Reproduce the listing that follows with no differences at all.

Dataset listings of figures:

═══

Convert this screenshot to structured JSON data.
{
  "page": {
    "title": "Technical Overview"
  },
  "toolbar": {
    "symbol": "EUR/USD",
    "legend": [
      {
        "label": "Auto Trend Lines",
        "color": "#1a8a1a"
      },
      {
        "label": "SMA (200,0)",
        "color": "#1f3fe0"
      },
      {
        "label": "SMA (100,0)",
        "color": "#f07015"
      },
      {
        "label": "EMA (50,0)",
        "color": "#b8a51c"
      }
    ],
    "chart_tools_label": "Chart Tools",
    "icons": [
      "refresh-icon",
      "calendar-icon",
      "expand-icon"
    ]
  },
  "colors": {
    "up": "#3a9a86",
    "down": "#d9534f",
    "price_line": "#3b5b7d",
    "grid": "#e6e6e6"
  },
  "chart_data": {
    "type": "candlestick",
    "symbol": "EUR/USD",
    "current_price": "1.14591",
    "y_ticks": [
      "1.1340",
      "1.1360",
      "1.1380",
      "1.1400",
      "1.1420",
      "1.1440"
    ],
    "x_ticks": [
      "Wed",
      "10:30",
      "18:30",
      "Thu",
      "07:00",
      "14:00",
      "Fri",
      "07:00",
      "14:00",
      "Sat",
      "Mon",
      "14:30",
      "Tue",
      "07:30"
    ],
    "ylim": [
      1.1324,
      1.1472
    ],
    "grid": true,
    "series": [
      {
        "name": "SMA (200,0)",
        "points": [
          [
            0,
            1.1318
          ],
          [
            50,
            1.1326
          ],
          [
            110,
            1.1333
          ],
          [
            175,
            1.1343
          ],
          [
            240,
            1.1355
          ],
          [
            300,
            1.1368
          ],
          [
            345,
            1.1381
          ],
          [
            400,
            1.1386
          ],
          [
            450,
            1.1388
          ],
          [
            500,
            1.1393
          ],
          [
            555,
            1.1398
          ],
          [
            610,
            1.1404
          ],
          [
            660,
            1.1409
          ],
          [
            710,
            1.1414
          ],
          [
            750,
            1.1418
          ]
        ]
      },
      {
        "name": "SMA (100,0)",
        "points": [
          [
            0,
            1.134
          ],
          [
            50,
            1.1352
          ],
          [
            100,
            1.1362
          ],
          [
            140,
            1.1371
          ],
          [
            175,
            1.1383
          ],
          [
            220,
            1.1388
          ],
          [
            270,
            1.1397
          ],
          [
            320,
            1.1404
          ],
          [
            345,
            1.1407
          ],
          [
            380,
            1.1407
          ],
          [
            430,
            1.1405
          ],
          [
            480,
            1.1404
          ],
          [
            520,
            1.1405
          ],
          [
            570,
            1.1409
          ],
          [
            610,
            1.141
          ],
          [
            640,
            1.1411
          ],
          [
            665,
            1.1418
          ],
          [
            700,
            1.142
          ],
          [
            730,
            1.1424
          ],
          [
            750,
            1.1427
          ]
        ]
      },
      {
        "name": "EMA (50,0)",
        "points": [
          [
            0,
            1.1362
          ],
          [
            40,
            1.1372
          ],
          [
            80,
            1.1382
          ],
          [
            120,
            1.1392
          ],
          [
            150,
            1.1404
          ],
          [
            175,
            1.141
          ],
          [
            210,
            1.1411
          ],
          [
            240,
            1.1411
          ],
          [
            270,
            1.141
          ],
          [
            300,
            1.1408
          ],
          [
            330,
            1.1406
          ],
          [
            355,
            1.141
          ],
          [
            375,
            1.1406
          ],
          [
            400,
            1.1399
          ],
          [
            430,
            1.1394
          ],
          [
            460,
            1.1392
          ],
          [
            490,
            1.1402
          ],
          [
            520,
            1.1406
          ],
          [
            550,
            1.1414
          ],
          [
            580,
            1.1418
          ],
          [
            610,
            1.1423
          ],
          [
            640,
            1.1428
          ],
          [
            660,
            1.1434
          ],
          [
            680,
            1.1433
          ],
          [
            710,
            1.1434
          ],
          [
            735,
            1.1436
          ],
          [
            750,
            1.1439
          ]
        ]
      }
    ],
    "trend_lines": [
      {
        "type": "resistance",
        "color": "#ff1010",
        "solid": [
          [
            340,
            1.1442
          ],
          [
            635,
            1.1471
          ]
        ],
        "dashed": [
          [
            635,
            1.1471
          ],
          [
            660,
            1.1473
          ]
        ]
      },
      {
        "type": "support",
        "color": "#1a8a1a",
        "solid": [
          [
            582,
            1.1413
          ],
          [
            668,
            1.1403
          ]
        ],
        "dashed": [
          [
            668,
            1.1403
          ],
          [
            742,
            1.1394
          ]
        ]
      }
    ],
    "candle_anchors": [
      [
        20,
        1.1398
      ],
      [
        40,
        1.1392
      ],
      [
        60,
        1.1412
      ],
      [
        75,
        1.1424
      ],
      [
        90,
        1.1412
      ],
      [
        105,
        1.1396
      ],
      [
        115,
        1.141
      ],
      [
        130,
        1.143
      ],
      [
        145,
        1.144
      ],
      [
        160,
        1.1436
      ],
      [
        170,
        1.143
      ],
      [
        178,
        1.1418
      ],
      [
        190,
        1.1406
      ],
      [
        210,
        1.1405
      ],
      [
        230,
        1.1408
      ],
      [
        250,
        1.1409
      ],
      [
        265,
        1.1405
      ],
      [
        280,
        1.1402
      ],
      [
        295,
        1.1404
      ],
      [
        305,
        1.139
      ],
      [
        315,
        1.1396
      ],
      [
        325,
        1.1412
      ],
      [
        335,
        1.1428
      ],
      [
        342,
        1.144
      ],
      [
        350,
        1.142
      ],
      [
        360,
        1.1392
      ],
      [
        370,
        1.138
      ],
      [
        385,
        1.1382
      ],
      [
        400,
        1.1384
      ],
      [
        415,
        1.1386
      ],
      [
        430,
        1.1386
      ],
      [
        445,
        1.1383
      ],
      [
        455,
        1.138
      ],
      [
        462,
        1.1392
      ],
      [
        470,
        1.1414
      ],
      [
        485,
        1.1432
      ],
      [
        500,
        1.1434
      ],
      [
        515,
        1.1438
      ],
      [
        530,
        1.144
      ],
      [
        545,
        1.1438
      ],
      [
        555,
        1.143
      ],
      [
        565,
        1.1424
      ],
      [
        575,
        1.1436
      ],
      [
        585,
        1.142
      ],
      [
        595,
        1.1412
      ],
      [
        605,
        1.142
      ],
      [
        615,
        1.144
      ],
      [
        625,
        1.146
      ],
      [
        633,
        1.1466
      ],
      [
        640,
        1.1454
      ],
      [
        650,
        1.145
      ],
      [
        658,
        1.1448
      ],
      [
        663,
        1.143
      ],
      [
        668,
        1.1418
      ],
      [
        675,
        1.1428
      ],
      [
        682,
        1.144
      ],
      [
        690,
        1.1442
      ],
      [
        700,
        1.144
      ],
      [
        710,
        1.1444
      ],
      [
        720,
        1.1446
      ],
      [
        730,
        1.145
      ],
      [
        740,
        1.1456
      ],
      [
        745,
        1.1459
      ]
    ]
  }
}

═══

RESULT OF THIS EXERCISE
Convert this screenshot to structured JSON data.
{
  "page": {
    "title": "Technical Overview"
  },
  "toolbar": {
    "symbol": "EUR/USD",
    "legend": [
      {
        "label": "Auto Trend Lines",
        "color": "#1a8a1a"
      },
      {
        "label": "SMA (200,0)",
        "color": "#1f3fe0"
      },
      {
        "label": "SMA (100,0)",
        "color": "#f07015"
      },
      {
        "label": "EMA (50,0)",
        "color": "#b8a51c"
      }
    ],
    "chart_tools_label": "Chart Tools",
    "icons": [
      "refresh-icon",
      "calendar-icon",
      "expand-icon"
    ]
  },
  "colors": {
    "up": "#3a9a86",
    "down": "#d9534f",
    "price_line": "#3b5b7d",
    "grid": "#e6e6e6"
  },
  "chart_data": {
    "type": "candlestick",
    "symbol": "EUR/USD",
    "current_price": "1.14591",
    "y_ticks": [
      "1.1340",
      "1.1360",
      "1.1380",
      "1.1400",
      "1.1420",
      "1.1440"
    ],
    "x_ticks": [
      "Wed",
      "10:30",
      "18:30",
      "Thu",
      "07:00",
      "14:00",
      "Fri",
      "07:00",
      "14:00",
      "Sat",
      "Mon",
      "14:30",
      "Tue",
      "07:30"
    ],
    "ylim": [
      1.1324,
      1.1472
    ],
    "grid": true,
    "series": [
      {
        "name": "SMA (200,0)",
        "points": [
          [
            0,
            1.1318
          ],
          [
            50,
            1.1326
          ],
          [
            110,
            1.1333
          ],
          [
            175,
            1.1343
          ],
          [
            240,
            1.1355
          ],
          [
            300,
            1.1368
          ],
          [
            345,
            1.1381
          ],
          [
            400,
            1.1386
          ],
          [
            450,
            1.1388
          ],
          [
            500,
            1.1393
          ],
          [
            555,
            1.1398
          ],
          [
            610,
            1.1404
          ],
          [
            660,
            1.1409
          ],
          [
            710,
            1.1414
          ],
          [
            750,
            1.1418
          ]
        ]
      },
      {
        "name": "SMA (100,0)",
        "points": [
          [
            0,
            1.134
          ],
          [
            50,
            1.1352
          ],
          [
            100,
            1.1362
          ],
          [
            140,
            1.1371
          ],
          [
            175,
            1.1383
          ],
          [
            220,
            1.1388
          ],
          [
            270,
            1.1397
          ],
          [
            320,
            1.1404
          ],
          [
            345,
            1.1407
          ],
          [
            380,
            1.1407
          ],
          [
            430,
            1.1405
          ],
          [
            480,
            1.1404
          ],
          [
            520,
            1.1405
          ],
          [
            570,
            1.1409
          ],
          [
            610,
            1.141
          ],
          [
            640,
            1.1411
          ],
          [
            665,
            1.1418
          ],
          [
            700,
            1.142
          ],
          [
            730,
            1.1424
          ],
          [
            750,
            1.1427
          ]
        ]
      },
      {
        "name": "EMA (50,0)",
        "points": [
          [
            0,
            1.1362
          ],
          [
            40,
            1.1372
          ],
          [
            80,
            1.1382
          ],
          [
            120,
            1.1392
          ],
          [
            150,
            1.1404
          ],
          [
            175,
            1.141
          ],
          [
            210,
            1.1411
          ],
          [
            240,
            1.1411
          ],
          [
            270,
            1.141
          ],
          [
            300,
            1.1408
          ],
          [
            330,
            1.1406
          ],
          [
            355,
            1.141
          ],
          [
            375,
            1.1406
          ],
          [
            400,
            1.1399
          ],
          [
            430,
            1.1394
          ],
          [
            460,
            1.1392
          ],
          [
            490,
            1.1402
          ],
          [
            520,
            1.1406
          ],
          [
            550,
            1.1414
          ],
          [
            580,
            1.1418
          ],
          [
            610,
            1.1423
          ],
          [
            640,
            1.1428
          ],
          [
            660,
            1.1434
          ],
          [
            680,
            1.1433
          ],
          [
            710,
            1.1434
          ],
          [
            735,
            1.1436
          ],
          [
            750,
            1.1439
          ]
        ]
      }
    ],
    "trend_lines": [
      {
        "type": "resistance",
        "color": "#ff1010",
        "solid": [
          [
            340,
            1.1442
          ],
          [
            635,
            1.1471
          ]
        ],
        "dashed": [
          [
            635,
            1.1471
          ],
          [
            660,
            1.1473
          ]
        ]
      },
      {
        "type": "support",
        "color": "#1a8a1a",
        "solid": [
          [
            582,
            1.1413
          ],
          [
            668,
            1.1403
          ]
        ],
        "dashed": [
          [
            668,
            1.1403
          ],
          [
            742,
            1.1394
          ]
        ]
      }
    ],
    "candle_anchors": [
      [
        20,
        1.1398
      ],
      [
        40,
        1.1392
      ],
      [
        60,
        1.1412
      ],
      [
        75,
        1.1424
      ],
      [
        90,
        1.1412
      ],
      [
        105,
        1.1396
      ],
      [
        115,
        1.141
      ],
      [
        130,
        1.143
      ],
      [
        145,
        1.144
      ],
      [
        160,
        1.1436
      ],
      [
        170,
        1.143
      ],
      [
        178,
        1.1418
      ],
      [
        190,
        1.1406
      ],
      [
        210,
        1.1405
      ],
      [
        230,
        1.1408
      ],
      [
        250,
        1.1409
      ],
      [
        265,
        1.1405
      ],
      [
        280,
        1.1402
      ],
      [
        295,
        1.1404
      ],
      [
        305,
        1.139
      ],
      [
        315,
        1.1396
      ],
      [
        325,
        1.1412
      ],
      [
        335,
        1.1428
      ],
      [
        342,
        1.144
      ],
      [
        350,
        1.142
      ],
      [
        360,
        1.1392
      ],
      [
        370,
        1.138
      ],
      [
        385,
        1.1382
      ],
      [
        400,
        1.1384
      ],
      [
        415,
        1.1386
      ],
      [
        430,
        1.1386
      ],
      [
        445,
        1.1383
      ],
      [
        455,
        1.138
      ],
      [
        462,
        1.1392
      ],
      [
        470,
        1.1414
      ],
      [
        485,
        1.1432
      ],
      [
        500,
        1.1434
      ],
      [
        515,
        1.1438
      ],
      [
        530,
        1.144
      ],
      [
        545,
        1.1438
      ],
      [
        555,
        1.143
      ],
      [
        565,
        1.1424
      ],
      [
        575,
        1.1436
      ],
      [
        585,
        1.142
      ],
      [
        595,
        1.1412
      ],
      [
        605,
        1.142
      ],
      [
        615,
        1.144
      ],
      [
        625,
        1.146
      ],
      [
        633,
        1.1466
      ],
      [
        640,
        1.1454
      ],
      [
        650,
        1.145
      ],
      [
        658,
        1.1448
      ],
      [
        663,
        1.143
      ],
      [
        668,
        1.1418
      ],
      [
        675,
        1.1428
      ],
      [
        682,
        1.144
      ],
      [
        690,
        1.1442
      ],
      [
        700,
        1.144
      ],
      [
        710,
        1.1444
      ],
      [
        720,
        1.1446
      ],
      [
        730,
        1.145
      ],
      [
        740,
        1.1456
      ],
      [
        745,
        1.1459
      ]
    ]
  }
}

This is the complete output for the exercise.